[Document content entries]
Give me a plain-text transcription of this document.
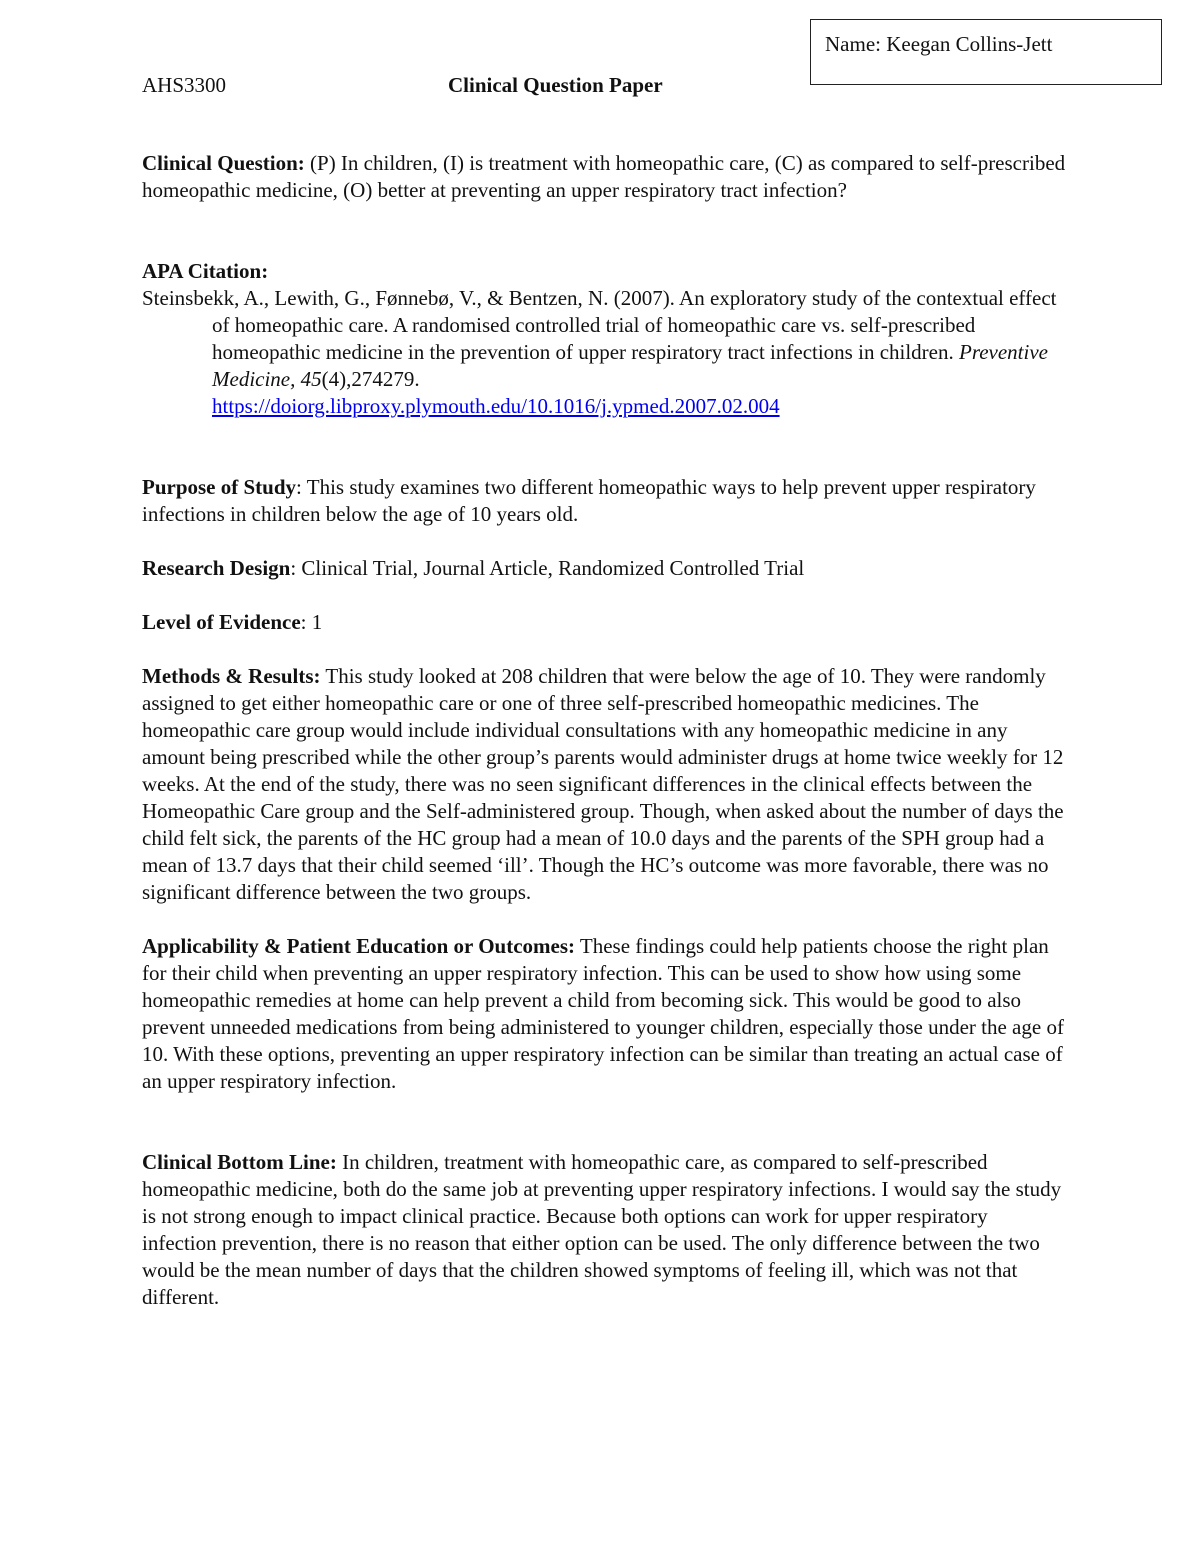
Name: Keegan Collins-Jett
AHS3300	Clinical Question Paper

Clinical Question: (P) In children, (I) is treatment with homeopathic care, (C) as compared to self-prescribed homeopathic medicine, (O) better at preventing an upper respiratory tract infection?

APA Citation:
Steinsbekk, A., Lewith, G., Fønnebø, V., & Bentzen, N. (2007). An exploratory study of the contextual effect of homeopathic care. A randomised controlled trial of homeopathic care vs. self-prescribed homeopathic medicine in the prevention of upper respiratory tract infections in children. Preventive Medicine, 45(4),274279.
https://doiorg.libproxy.plymouth.edu/10.1016/j.ypmed.2007.02.004

Purpose of Study: This study examines two different homeopathic ways to help prevent upper respiratory infections in children below the age of 10 years old.

Research Design: Clinical Trial, Journal Article, Randomized Controlled Trial

Level of Evidence: 1

Methods & Results: This study looked at 208 children that were below the age of 10. They were randomly assigned to get either homeopathic care or one of three self-prescribed homeopathic medicines. The homeopathic care group would include individual consultations with any homeopathic medicine in any amount being prescribed while the other group’s parents would administer drugs at home twice weekly for 12 weeks. At the end of the study, there was no seen significant differences in the clinical effects between the Homeopathic Care group and the Self-administered group. Though, when asked about the number of days the child felt sick, the parents of the HC group had a mean of 10.0 days and the parents of the SPH group had a mean of 13.7 days that their child seemed ‘ill’. Though the HC’s outcome was more favorable, there was no significant difference between the two groups.

Applicability & Patient Education or Outcomes: These findings could help patients choose the right plan for their child when preventing an upper respiratory infection. This can be used to show how using some homeopathic remedies at home can help prevent a child from becoming sick. This would be good to also prevent unneeded medications from being administered to younger children, especially those under the age of 10. With these options, preventing an upper respiratory infection can be similar than treating an actual case of an upper respiratory infection.

Clinical Bottom Line: In children, treatment with homeopathic care, as compared to self-prescribed homeopathic medicine, both do the same job at preventing upper respiratory infections. I would say the study is not strong enough to impact clinical practice. Because both options can work for upper respiratory infection prevention, there is no reason that either option can be used. The only difference between the two would be the mean number of days that the children showed symptoms of feeling ill, which was not that different.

▶ **EXERCISE**: Every line of the records containing the word "Question" must appear in the answer.

▶ **TASK RESULT**:
AHS3300	Clinical Question Paper
Clinical Question: (P) In children, (I) is treatment with homeopathic care, (C) as compared to self-prescribed homeopathic medicine, (O) better at preventing an upper respiratory tract infection?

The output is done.